··· Record extracts ···

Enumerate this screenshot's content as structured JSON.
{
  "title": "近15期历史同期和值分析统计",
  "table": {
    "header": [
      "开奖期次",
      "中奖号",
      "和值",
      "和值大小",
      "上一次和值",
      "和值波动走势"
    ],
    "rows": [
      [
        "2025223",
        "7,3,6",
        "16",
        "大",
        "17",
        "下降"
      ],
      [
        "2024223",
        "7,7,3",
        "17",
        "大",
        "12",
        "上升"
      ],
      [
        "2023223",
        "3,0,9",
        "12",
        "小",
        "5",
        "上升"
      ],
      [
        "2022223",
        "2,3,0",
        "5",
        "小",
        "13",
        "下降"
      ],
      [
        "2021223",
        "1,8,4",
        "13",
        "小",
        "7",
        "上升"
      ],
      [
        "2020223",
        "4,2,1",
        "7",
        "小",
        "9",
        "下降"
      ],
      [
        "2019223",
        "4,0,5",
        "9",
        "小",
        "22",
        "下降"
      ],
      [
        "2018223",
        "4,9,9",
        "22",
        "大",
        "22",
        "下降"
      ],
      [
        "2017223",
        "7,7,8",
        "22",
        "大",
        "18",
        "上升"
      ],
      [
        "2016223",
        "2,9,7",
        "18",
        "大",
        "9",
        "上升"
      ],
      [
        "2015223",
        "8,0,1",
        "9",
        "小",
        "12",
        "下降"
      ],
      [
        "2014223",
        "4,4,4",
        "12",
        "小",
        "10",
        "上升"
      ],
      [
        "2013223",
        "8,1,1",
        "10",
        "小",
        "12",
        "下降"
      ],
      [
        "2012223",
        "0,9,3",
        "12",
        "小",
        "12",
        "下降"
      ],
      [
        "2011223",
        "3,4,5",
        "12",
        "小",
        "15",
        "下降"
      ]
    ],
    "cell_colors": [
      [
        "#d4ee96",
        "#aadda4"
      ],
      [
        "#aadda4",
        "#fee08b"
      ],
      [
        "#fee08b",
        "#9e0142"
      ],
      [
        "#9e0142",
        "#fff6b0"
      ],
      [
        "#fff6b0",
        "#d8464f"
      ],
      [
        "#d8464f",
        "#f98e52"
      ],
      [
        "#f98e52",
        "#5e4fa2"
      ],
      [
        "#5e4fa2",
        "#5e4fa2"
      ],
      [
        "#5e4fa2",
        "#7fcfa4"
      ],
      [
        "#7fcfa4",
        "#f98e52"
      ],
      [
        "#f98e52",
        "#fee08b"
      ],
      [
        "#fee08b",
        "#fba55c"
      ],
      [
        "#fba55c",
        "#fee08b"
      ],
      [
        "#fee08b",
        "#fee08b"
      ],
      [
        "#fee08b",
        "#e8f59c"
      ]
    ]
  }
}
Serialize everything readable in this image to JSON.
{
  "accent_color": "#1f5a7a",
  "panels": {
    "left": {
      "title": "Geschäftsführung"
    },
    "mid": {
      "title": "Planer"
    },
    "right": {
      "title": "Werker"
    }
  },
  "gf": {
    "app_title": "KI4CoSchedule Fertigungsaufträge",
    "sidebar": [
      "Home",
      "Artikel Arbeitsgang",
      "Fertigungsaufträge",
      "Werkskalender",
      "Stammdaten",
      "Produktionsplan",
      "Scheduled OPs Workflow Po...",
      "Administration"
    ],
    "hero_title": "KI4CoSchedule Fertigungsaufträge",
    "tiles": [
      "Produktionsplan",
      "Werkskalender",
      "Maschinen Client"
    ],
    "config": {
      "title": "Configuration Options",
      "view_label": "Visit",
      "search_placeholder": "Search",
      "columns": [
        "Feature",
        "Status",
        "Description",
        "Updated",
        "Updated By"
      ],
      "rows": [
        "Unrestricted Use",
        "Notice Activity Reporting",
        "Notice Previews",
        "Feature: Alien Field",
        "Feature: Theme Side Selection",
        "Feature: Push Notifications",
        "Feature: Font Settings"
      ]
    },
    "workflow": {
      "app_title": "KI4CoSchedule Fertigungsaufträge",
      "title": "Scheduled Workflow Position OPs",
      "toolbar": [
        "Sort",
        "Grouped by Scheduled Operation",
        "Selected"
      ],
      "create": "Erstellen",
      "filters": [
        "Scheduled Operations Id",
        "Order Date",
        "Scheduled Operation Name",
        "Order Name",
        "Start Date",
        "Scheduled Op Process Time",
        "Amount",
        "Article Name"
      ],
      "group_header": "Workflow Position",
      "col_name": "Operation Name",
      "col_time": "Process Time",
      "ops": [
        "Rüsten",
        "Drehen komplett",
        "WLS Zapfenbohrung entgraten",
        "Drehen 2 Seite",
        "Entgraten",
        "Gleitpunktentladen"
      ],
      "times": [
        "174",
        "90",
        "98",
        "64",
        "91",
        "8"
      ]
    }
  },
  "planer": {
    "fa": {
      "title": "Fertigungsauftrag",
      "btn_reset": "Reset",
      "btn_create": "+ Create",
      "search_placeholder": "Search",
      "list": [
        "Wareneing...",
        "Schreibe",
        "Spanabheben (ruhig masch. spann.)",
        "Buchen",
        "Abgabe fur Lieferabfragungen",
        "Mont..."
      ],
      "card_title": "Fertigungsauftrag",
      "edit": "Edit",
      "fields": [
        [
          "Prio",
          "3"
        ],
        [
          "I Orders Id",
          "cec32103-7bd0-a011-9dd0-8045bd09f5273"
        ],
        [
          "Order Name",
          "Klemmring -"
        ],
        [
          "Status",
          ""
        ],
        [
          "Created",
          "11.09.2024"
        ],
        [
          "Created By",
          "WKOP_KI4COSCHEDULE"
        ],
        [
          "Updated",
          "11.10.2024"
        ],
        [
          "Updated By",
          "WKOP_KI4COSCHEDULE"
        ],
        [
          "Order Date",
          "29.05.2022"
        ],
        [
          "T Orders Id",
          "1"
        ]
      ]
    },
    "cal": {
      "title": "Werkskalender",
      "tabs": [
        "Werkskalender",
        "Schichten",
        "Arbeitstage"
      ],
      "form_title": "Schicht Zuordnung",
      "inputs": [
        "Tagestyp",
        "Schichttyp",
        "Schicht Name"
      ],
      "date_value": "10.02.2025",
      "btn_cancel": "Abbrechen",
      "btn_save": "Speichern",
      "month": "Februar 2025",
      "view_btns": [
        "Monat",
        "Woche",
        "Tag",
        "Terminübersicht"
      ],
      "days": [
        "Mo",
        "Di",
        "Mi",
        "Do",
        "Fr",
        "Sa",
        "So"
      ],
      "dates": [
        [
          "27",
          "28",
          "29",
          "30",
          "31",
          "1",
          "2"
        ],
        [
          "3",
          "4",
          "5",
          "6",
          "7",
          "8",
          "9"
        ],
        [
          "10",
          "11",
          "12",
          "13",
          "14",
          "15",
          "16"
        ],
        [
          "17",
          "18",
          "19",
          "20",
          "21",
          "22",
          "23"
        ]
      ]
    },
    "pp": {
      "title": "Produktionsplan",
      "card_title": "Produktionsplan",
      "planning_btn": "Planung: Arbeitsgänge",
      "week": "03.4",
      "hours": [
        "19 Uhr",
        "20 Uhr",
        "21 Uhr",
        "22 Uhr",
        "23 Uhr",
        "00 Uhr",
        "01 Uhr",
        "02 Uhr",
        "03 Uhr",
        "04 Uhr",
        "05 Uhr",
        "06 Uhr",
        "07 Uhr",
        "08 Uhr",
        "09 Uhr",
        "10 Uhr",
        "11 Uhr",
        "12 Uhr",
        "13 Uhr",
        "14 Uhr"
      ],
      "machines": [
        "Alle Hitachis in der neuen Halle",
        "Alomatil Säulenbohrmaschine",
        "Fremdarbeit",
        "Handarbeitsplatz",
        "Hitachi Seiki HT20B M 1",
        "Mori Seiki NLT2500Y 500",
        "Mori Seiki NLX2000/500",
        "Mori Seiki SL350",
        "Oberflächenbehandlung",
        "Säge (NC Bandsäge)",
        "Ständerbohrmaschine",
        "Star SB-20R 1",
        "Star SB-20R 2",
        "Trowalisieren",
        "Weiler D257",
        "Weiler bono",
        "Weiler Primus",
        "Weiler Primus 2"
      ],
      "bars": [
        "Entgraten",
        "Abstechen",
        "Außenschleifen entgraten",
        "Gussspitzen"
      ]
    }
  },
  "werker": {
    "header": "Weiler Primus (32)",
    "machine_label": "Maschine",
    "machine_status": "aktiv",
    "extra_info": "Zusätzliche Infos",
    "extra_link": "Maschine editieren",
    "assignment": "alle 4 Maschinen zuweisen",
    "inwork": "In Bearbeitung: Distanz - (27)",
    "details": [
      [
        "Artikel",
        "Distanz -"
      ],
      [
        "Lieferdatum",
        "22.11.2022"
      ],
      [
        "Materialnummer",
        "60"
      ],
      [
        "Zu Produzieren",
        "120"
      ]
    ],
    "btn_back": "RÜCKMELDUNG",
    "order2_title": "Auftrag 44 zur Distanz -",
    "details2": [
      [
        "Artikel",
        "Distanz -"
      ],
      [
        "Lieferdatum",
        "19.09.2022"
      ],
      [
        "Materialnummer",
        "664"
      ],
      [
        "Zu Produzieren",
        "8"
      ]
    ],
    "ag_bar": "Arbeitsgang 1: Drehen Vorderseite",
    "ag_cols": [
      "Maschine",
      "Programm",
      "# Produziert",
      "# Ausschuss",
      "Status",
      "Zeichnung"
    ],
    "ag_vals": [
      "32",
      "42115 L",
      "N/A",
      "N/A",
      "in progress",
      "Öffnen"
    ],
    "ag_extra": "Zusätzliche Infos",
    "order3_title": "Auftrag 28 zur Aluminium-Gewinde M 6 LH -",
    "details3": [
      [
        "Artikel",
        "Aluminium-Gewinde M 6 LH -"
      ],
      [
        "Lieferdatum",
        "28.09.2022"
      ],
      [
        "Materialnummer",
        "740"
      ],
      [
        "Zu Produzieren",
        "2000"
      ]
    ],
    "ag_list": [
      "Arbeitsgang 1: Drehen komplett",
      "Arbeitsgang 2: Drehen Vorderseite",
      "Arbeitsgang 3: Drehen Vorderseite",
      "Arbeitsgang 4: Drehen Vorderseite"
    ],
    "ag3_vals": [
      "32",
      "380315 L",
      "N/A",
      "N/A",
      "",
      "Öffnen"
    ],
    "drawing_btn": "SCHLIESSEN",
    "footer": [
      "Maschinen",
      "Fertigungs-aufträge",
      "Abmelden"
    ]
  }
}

···

Exercise brief >> Using the listing above, pick out each line that contains the word "Updated", then copy it.

Result of the exercise >>
        "Updated",
        "Updated By"
          "Updated",
          "Updated By",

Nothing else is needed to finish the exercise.